-- BEGIN --
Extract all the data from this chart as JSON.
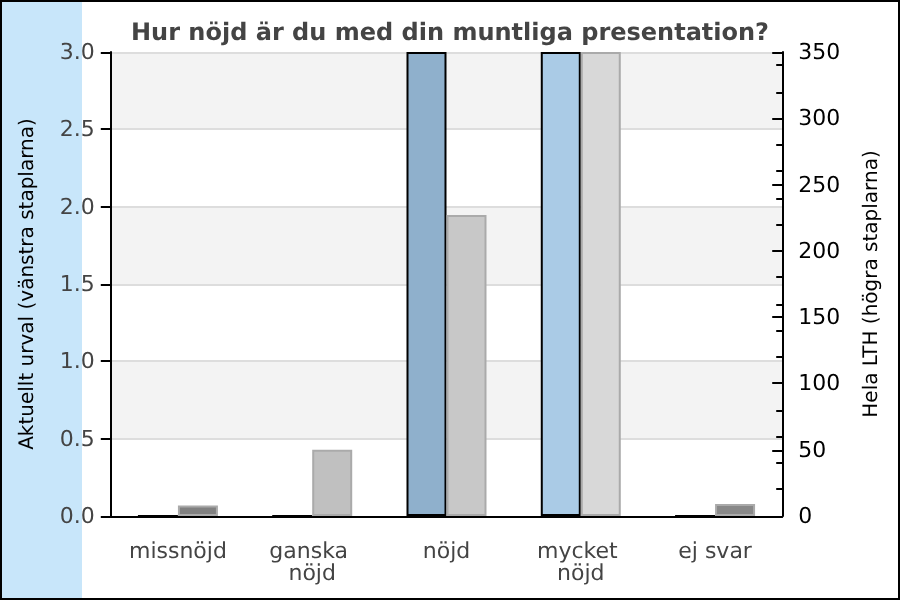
{
  "chart_data": {
    "type": "bar",
    "title": "Hur nöjd är du med din muntliga presentation?",
    "categories": [
      "missnöjd",
      "ganska nöjd",
      "nöjd",
      "mycket nöjd",
      "ej svar"
    ],
    "ylabel": "Aktuellt urval (vänstra staplarna)",
    "y2label": "Hela LTH (högra staplarna)",
    "series": [
      {
        "colors": [
          "#8fb0cc",
          "#8fb0cc",
          "#8fb0cc",
          "#aacbe6",
          "#8fb0cc"
        ],
        "values": [
          0,
          0,
          3,
          3,
          0
        ]
      },
      {
        "axis": "y2",
        "colors": [
          "#808080",
          "#c0c0c0",
          "#c8c8c8",
          "#d8d8d8",
          "#888888"
        ],
        "values": [
          8,
          50,
          227,
          350,
          9
        ]
      }
    ],
    "ylim": [
      0,
      3
    ],
    "yticks": [
      {
        "value": 0,
        "label": "0.0"
      },
      {
        "value": 0.5,
        "label": "0.5"
      },
      {
        "value": 1,
        "label": "1.0"
      },
      {
        "value": 1.5,
        "label": "1.5"
      },
      {
        "value": 2,
        "label": "2.0"
      },
      {
        "value": 2.5,
        "label": "2.5"
      },
      {
        "value": 3,
        "label": "3.0"
      }
    ],
    "y2lim": [
      0,
      350
    ],
    "y2ticks": [
      0,
      50,
      100,
      150,
      200,
      250,
      300,
      350
    ],
    "grid": "y"
  }
}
-- END --
Given problem — Will you set down the records word for word while leaving out every picture?

Full answer —
Extract all the data from this chart as JSON.
{
  "chart_data": {
    "type": "bar",
    "title": "Hur nöjd är du med din muntliga presentation?",
    "categories": [
      "missnöjd",
      "ganska nöjd",
      "nöjd",
      "mycket nöjd",
      "ej svar"
    ],
    "ylabel": "Aktuellt urval (vänstra staplarna)",
    "y2label": "Hela LTH (högra staplarna)",
    "series": [
      {
        "colors": [
          "#8fb0cc",
          "#8fb0cc",
          "#8fb0cc",
          "#aacbe6",
          "#8fb0cc"
        ],
        "values": [
          0,
          0,
          3,
          3,
          0
        ]
      },
      {
        "axis": "y2",
        "colors": [
          "#808080",
          "#c0c0c0",
          "#c8c8c8",
          "#d8d8d8",
          "#888888"
        ],
        "values": [
          8,
          50,
          227,
          350,
          9
        ]
      }
    ],
    "ylim": [
      0,
      3
    ],
    "yticks": [
      {
        "value": 0,
        "label": "0.0"
      },
      {
        "value": 0.5,
        "label": "0.5"
      },
      {
        "value": 1,
        "label": "1.0"
      },
      {
        "value": 1.5,
        "label": "1.5"
      },
      {
        "value": 2,
        "label": "2.0"
      },
      {
        "value": 2.5,
        "label": "2.5"
      },
      {
        "value": 3,
        "label": "3.0"
      }
    ],
    "y2lim": [
      0,
      350
    ],
    "y2ticks": [
      0,
      50,
      100,
      150,
      200,
      250,
      300,
      350
    ],
    "grid": "y"
  }
}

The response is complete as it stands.